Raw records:
-*-

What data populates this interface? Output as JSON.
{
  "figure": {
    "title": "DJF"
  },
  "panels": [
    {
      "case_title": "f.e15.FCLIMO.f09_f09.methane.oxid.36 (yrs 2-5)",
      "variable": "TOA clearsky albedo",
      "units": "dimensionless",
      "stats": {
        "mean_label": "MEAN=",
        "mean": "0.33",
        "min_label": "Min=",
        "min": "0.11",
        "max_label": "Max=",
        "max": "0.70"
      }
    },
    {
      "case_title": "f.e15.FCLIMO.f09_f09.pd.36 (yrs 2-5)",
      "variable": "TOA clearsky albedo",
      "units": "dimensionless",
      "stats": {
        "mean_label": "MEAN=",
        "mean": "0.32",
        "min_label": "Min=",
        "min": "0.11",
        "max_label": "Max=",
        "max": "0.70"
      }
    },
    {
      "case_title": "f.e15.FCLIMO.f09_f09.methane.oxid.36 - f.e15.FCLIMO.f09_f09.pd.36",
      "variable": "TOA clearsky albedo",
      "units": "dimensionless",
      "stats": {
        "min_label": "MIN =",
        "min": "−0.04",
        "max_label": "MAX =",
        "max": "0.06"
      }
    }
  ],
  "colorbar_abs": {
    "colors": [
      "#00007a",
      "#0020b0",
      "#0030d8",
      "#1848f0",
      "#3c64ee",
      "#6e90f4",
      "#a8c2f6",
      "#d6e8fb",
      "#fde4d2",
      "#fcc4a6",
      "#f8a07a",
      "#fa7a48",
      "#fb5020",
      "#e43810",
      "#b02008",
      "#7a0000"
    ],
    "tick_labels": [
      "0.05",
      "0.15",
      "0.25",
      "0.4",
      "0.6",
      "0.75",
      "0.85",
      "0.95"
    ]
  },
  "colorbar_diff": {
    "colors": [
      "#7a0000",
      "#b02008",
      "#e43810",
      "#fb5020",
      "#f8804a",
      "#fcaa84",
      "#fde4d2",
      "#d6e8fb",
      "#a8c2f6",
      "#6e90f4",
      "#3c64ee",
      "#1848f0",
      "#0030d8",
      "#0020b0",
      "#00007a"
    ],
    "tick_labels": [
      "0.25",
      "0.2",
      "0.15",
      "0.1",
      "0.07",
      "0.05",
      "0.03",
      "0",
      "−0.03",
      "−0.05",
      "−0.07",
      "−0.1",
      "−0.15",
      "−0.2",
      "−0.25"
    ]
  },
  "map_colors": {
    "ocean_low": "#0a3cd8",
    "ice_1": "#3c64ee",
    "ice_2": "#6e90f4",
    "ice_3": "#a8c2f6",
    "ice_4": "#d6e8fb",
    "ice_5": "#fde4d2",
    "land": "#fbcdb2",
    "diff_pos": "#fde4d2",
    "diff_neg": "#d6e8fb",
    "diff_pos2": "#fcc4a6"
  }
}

-*-

§ WHAT IS BEING ASKED:
Pull out every line containing "methane".

§ TASK OUTPUT:
      "case_title": "f.e15.FCLIMO.f09_f09.methane.oxid.36 (yrs 2-5)",
      "case_title": "f.e15.FCLIMO.f09_f09.methane.oxid.36 - f.e15.FCLIMO.f09_f09.pd.36",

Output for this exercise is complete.